* **YOUR TASK**:
Count lines, not occurrences: report how many lines in the records hold the string "разработки", and nothing else.

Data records
--- Begin ---

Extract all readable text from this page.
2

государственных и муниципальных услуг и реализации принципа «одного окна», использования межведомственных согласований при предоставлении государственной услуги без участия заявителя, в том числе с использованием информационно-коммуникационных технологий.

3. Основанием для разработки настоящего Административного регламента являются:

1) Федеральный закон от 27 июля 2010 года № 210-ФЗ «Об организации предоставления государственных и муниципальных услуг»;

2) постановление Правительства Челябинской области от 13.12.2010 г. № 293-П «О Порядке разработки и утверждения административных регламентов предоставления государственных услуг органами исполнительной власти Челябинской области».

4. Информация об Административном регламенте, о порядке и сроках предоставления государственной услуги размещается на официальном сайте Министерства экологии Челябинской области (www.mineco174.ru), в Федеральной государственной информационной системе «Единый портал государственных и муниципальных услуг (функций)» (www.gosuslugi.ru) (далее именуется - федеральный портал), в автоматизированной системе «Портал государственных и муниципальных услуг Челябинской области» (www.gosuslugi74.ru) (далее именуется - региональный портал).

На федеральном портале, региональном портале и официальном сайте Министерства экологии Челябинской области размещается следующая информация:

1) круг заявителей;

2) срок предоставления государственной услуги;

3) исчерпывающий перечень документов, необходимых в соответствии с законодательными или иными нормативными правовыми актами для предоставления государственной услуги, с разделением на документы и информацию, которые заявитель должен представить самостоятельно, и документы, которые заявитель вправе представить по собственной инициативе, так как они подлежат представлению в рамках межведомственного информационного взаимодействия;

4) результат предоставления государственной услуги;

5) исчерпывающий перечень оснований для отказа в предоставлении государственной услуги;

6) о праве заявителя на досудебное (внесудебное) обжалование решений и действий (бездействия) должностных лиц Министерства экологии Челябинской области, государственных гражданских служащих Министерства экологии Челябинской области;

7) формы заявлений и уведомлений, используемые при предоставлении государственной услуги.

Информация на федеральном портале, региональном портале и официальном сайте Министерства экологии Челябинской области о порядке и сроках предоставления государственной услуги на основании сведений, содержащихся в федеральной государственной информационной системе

--- End ---

* **RESULT OF THIS TASK**:
2